* start Record set *

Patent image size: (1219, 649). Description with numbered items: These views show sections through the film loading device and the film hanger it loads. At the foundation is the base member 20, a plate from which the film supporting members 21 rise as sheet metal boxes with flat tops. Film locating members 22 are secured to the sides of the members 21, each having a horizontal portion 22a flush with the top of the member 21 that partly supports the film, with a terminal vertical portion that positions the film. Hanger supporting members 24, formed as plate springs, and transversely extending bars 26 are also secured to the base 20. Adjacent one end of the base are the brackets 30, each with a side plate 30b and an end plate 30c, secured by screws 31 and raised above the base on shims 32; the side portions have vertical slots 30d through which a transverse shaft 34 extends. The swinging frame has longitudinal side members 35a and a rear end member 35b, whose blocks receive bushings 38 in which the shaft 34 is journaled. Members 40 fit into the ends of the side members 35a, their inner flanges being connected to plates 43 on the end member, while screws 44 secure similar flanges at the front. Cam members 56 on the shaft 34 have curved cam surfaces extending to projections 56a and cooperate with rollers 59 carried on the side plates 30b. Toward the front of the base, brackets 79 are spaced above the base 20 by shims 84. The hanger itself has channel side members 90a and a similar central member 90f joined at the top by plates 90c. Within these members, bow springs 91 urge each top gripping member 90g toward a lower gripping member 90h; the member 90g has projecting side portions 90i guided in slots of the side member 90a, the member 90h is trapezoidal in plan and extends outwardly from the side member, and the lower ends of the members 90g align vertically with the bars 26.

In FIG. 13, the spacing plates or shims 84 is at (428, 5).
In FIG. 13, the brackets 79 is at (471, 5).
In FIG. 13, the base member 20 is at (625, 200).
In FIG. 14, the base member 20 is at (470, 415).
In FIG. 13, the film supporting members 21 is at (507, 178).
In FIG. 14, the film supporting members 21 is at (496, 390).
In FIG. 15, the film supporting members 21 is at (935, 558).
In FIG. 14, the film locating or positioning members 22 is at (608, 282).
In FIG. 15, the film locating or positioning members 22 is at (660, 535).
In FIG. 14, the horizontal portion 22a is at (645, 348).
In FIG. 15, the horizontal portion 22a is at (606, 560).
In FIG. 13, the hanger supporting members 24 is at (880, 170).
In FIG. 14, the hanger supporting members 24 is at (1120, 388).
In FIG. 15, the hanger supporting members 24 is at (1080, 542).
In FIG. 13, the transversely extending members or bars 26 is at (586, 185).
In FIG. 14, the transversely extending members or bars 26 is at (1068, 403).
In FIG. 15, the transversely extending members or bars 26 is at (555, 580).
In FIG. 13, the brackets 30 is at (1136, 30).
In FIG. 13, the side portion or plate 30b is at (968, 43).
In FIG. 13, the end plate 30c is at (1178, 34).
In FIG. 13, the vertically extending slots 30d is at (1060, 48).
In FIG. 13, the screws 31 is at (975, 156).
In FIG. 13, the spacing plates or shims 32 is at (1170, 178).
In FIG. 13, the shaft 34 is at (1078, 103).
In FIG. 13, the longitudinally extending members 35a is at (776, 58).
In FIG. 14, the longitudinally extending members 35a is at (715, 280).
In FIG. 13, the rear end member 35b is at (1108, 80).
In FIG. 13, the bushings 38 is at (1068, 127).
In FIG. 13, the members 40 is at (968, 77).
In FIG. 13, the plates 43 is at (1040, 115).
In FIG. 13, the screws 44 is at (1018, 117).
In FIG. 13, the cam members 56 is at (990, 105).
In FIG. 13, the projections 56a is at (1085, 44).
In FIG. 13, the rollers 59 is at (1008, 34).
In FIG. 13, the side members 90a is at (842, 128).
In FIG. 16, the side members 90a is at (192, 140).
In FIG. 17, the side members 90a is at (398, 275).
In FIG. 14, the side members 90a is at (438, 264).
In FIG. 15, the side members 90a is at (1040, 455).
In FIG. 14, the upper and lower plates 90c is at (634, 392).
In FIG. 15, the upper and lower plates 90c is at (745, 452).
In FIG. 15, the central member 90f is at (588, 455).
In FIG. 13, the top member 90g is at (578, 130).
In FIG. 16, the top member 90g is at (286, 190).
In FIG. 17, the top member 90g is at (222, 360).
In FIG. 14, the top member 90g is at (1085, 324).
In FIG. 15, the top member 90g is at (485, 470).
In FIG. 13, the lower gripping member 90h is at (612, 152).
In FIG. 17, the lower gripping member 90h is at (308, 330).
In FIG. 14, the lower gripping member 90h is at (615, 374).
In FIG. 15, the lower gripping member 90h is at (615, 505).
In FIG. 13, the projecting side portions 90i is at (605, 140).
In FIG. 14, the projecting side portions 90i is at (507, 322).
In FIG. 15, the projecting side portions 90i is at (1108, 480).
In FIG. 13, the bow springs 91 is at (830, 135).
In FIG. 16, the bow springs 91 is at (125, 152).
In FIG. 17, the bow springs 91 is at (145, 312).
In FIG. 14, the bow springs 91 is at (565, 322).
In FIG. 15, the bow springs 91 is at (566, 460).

* end Record set *

## Exercise
Show every line of the records above that contains the word "gripping". Only matches in the same case count.

## Written solution
Patent image size: (1219, 649). Description with numbered items: These views show sections through the film loading device and the film hanger it loads. At the foundation is the base member 20, a plate from which the film supporting members 21 rise as sheet metal boxes with flat tops. Film locating members 22 are secured to the sides of the members 21, each having a horizontal portion 22a flush with the top of the member 21 that partly supports the film, with a terminal vertical portion that positions the film. Hanger supporting members 24, formed as plate springs, and transversely extending bars 26 are also secured to the base 20. Adjacent one end of the base are the brackets 30, each with a side plate 30b and an end plate 30c, secured by screws 31 and raised above the base on shims 32; the side portions have vertical slots 30d through which a transverse shaft 34 extends. The swinging frame has longitudinal side members 35a and a rear end member 35b, whose blocks receive bushings 38 in which the shaft 34 is journaled. Members 40 fit into the ends of the side members 35a, their inner flanges being connected to plates 43 on the end member, while screws 44 secure similar flanges at the front. Cam members 56 on the shaft 34 have curved cam surfaces extending to projections 56a and cooperate with rollers 59 carried on the side plates 30b. Toward the front of the base, brackets 79 are spaced above the base 20 by shims 84. The hanger itself has channel side members 90a and a similar central member 90f joined at the top by plates 90c. Within these members, bow springs 91 urge each top gripping member 90g toward a lower gripping member 90h; the member 90g has projecting side portions 90i guided in slots of the side member 90a, the member 90h is trapezoidal in plan and extends outwardly from the side member, and the lower ends of the members 90g align vertically with the bars 26.
In FIG. 13, the lower gripping member 90h is at (612, 152).
In FIG. 17, the lower gripping member 90h is at (308, 330).
In FIG. 14, the lower gripping member 90h is at (615, 374).
In FIG. 15, the lower gripping member 90h is at (615, 505).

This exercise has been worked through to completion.